◆ Work to complete:
Locate and copy each line in the data that contains the word "color".

[Data entries]
########################################
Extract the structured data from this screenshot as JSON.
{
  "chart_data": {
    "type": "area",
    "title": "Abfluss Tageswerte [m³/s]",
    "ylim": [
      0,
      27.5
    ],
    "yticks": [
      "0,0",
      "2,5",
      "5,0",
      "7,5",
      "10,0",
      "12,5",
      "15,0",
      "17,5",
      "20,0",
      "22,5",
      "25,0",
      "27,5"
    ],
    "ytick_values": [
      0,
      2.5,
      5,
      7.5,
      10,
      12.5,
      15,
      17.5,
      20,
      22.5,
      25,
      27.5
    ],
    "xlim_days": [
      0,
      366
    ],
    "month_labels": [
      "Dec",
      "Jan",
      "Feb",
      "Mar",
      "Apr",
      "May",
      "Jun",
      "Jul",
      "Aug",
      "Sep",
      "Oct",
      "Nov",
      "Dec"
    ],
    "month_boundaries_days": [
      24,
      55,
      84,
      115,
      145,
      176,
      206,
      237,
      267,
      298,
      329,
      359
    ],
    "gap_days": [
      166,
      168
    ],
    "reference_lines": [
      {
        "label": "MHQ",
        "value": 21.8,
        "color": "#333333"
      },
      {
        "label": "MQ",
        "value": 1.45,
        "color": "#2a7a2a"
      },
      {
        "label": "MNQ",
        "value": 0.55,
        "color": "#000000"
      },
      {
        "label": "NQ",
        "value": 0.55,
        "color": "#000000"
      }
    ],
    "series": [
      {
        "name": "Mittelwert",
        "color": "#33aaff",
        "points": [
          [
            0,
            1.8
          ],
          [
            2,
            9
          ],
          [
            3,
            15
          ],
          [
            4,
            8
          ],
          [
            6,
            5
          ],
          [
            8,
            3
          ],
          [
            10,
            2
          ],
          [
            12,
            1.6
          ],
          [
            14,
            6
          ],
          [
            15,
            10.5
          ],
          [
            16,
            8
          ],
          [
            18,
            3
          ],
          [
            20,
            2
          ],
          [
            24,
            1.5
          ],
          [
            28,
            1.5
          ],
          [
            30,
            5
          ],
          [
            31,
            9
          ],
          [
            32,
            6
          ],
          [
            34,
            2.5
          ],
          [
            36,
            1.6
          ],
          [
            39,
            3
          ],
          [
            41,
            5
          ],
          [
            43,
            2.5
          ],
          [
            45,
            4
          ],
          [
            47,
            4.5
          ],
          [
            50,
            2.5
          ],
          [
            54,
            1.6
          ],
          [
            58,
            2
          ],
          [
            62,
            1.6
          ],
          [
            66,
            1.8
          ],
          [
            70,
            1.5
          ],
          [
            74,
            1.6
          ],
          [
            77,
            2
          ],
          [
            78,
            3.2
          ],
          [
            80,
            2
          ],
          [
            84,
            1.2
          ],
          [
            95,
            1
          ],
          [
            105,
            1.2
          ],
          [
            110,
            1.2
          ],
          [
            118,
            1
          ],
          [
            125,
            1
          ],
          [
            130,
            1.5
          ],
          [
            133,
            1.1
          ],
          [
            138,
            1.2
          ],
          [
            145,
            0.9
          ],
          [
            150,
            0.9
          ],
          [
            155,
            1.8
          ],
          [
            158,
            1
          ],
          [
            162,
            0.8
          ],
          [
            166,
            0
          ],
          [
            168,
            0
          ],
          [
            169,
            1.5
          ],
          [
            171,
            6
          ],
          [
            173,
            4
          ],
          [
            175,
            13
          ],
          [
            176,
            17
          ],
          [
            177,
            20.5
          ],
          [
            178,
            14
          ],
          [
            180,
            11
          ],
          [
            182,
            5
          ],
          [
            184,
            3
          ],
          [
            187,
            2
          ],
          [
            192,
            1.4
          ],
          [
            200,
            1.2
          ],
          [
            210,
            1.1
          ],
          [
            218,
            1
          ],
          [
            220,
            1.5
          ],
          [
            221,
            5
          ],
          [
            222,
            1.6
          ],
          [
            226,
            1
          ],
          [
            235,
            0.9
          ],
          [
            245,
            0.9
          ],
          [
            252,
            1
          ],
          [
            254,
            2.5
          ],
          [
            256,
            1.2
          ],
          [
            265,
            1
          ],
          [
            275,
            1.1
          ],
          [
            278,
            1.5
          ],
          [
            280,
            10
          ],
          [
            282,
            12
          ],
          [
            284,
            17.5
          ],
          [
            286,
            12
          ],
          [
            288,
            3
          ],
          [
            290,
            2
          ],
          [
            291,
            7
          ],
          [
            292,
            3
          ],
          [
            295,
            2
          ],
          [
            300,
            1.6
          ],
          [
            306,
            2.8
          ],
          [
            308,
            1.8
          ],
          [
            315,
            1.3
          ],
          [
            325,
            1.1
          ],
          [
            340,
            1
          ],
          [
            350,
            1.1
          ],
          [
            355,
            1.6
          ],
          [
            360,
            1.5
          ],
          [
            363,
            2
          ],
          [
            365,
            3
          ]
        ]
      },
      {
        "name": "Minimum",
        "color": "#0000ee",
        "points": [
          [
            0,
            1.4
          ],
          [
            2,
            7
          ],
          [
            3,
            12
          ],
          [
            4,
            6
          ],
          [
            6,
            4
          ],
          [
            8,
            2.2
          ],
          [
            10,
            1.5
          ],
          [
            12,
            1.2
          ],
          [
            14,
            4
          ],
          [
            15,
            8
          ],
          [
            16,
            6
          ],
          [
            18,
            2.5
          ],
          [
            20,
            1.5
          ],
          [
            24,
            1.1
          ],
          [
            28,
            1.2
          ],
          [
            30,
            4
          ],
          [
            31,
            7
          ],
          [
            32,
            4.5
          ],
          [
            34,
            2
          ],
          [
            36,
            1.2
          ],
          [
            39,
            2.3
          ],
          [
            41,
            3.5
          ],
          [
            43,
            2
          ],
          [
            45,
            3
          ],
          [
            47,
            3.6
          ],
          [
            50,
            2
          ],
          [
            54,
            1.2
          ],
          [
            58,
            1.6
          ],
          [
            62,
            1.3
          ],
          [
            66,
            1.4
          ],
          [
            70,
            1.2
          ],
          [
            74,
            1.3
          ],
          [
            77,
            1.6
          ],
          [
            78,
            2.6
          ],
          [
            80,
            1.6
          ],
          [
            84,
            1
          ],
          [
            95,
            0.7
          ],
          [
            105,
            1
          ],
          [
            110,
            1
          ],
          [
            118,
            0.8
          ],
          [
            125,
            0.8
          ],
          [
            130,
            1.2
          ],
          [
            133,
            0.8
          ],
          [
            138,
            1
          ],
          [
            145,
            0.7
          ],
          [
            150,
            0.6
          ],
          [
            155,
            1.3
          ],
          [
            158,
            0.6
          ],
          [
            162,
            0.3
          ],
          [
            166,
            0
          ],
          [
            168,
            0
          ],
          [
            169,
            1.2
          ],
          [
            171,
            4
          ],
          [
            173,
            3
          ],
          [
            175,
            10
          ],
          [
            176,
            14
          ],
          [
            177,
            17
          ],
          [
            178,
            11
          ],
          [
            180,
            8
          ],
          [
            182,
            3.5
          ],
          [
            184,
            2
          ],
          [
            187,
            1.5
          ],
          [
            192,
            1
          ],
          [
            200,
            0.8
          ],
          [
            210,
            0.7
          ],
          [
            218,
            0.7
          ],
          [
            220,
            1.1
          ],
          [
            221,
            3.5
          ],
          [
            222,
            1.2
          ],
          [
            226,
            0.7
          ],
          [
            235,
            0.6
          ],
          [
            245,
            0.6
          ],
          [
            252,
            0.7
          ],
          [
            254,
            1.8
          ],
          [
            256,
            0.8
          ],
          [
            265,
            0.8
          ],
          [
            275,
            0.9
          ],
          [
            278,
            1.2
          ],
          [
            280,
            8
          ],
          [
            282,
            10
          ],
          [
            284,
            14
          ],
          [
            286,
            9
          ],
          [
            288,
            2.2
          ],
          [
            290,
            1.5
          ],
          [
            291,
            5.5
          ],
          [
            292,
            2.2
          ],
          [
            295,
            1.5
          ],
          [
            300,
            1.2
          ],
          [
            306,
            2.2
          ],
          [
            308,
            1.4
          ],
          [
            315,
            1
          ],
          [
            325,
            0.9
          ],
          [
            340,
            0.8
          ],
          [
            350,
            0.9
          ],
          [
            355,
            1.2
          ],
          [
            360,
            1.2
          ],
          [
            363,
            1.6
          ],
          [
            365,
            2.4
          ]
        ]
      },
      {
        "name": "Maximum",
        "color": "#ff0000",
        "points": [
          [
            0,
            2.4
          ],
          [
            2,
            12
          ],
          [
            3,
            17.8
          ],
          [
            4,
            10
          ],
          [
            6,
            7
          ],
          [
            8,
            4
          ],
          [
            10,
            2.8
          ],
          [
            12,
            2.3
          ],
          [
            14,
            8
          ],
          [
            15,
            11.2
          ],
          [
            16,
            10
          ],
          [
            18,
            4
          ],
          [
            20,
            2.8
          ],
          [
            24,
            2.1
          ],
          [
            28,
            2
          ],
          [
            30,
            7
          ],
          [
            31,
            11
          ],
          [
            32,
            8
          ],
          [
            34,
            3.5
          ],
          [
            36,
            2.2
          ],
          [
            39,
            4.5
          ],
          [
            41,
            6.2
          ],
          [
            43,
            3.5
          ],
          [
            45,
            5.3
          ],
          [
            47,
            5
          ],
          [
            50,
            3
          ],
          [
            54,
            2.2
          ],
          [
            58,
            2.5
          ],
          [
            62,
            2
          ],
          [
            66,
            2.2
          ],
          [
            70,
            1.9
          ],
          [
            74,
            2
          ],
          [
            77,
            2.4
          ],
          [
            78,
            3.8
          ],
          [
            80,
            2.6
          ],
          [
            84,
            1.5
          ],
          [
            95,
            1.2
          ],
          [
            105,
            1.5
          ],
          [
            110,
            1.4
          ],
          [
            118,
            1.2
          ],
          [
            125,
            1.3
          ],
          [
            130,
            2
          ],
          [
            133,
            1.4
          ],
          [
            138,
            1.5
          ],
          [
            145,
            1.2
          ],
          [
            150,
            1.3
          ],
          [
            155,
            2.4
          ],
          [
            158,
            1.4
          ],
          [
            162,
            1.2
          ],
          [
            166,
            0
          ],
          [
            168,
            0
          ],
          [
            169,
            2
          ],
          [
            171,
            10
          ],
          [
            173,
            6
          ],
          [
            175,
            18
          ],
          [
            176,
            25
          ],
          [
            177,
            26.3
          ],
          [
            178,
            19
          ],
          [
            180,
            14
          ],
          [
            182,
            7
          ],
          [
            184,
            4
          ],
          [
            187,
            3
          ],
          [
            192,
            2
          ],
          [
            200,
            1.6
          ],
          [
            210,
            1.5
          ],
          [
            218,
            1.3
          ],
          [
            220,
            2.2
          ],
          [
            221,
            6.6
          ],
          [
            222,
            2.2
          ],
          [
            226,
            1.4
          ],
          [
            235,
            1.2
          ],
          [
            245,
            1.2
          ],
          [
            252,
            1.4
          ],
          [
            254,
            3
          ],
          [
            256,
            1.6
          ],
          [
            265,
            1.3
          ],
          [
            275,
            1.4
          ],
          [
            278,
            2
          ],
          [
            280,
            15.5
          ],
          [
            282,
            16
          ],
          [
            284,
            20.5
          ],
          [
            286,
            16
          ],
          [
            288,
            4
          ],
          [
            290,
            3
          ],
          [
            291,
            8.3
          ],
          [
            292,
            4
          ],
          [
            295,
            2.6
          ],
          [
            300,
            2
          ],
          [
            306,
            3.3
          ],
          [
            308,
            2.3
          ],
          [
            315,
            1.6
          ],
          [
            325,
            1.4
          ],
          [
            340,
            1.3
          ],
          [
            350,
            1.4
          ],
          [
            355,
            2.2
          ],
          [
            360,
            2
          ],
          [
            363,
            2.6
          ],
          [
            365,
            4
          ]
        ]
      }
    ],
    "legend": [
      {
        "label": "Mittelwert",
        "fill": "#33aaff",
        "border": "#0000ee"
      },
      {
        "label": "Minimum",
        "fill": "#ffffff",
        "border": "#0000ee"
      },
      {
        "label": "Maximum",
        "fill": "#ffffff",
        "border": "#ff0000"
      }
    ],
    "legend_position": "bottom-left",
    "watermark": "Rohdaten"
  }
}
########################################
◆ Correct answer:
        "color": "#333333"
        "color": "#2a7a2a"
        "color": "#000000"
        "color": "#000000"
        "color": "#33aaff",
        "color": "#0000ee",
        "color": "#ff0000",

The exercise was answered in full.